In your copy, leave out the pictures and repeat the entries below exactly.
________________
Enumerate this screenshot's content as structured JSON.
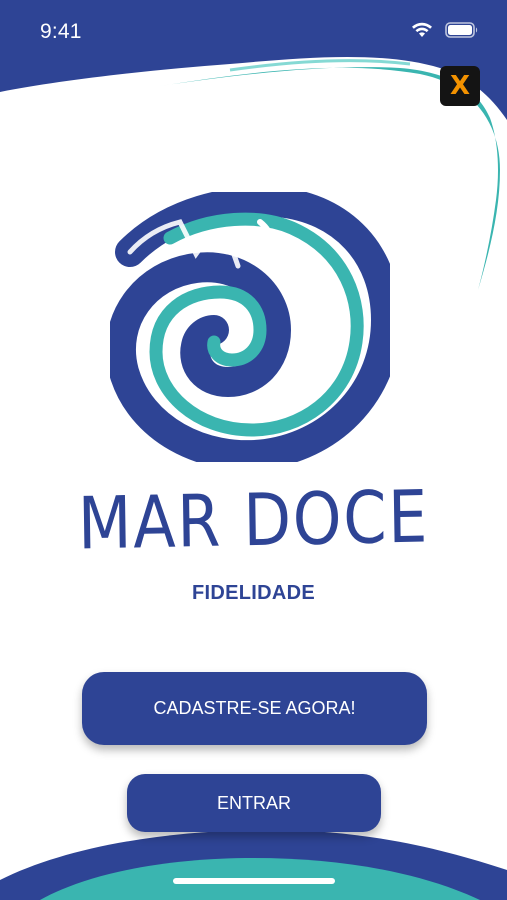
{
  "status_bar": {
    "time": "9:41",
    "icons": [
      "wifi-icon",
      "battery-icon"
    ]
  },
  "badge": {
    "glyph": "X",
    "icon": "x-app-badge-icon"
  },
  "brand": {
    "name": "MAR DOCE",
    "subtitle": "FIDELIDADE"
  },
  "actions": {
    "register_label": "CADASTRE-SE AGORA!",
    "enter_label": "ENTRAR"
  },
  "colors": {
    "primary_blue": "#2e4495",
    "teal": "#3ab5b0",
    "badge_orange": "#f39200",
    "background": "#ffffff"
  }
}
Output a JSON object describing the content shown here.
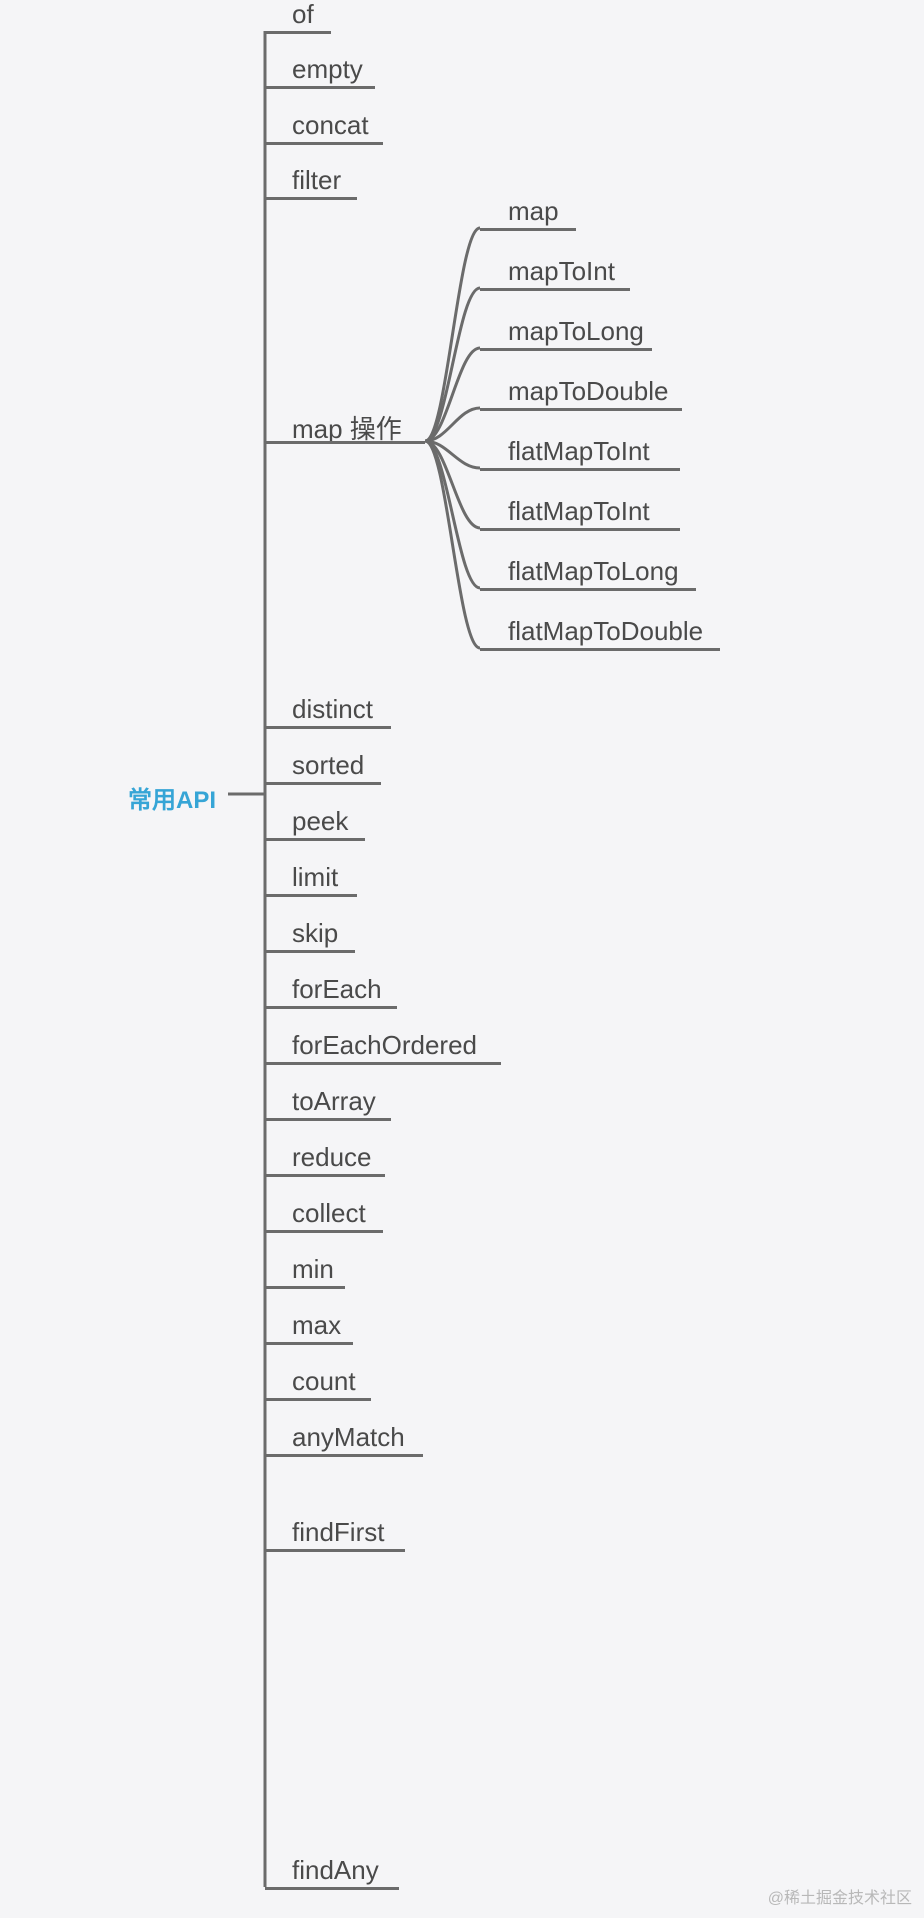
________________
» Exercise response:
Enumerate this screenshot's content as structured JSON.
{
  "status_bar": {
    "time": "9:41",
    "icons": [
      "wifi-icon",
      "battery-icon"
    ]
  },
  "badge": {
    "glyph": "X",
    "icon": "x-app-badge-icon"
  },
  "brand": {
    "name": "MAR DOCE",
    "subtitle": "FIDELIDADE"
  },
  "actions": {
    "register_label": "CADASTRE-SE AGORA!",
    "enter_label": "ENTRAR"
  },
  "colors": {
    "primary_blue": "#2e4495",
    "teal": "#3ab5b0",
    "badge_orange": "#f39200",
    "background": "#ffffff"
  }
}
Output a JSON object describing the content shown here.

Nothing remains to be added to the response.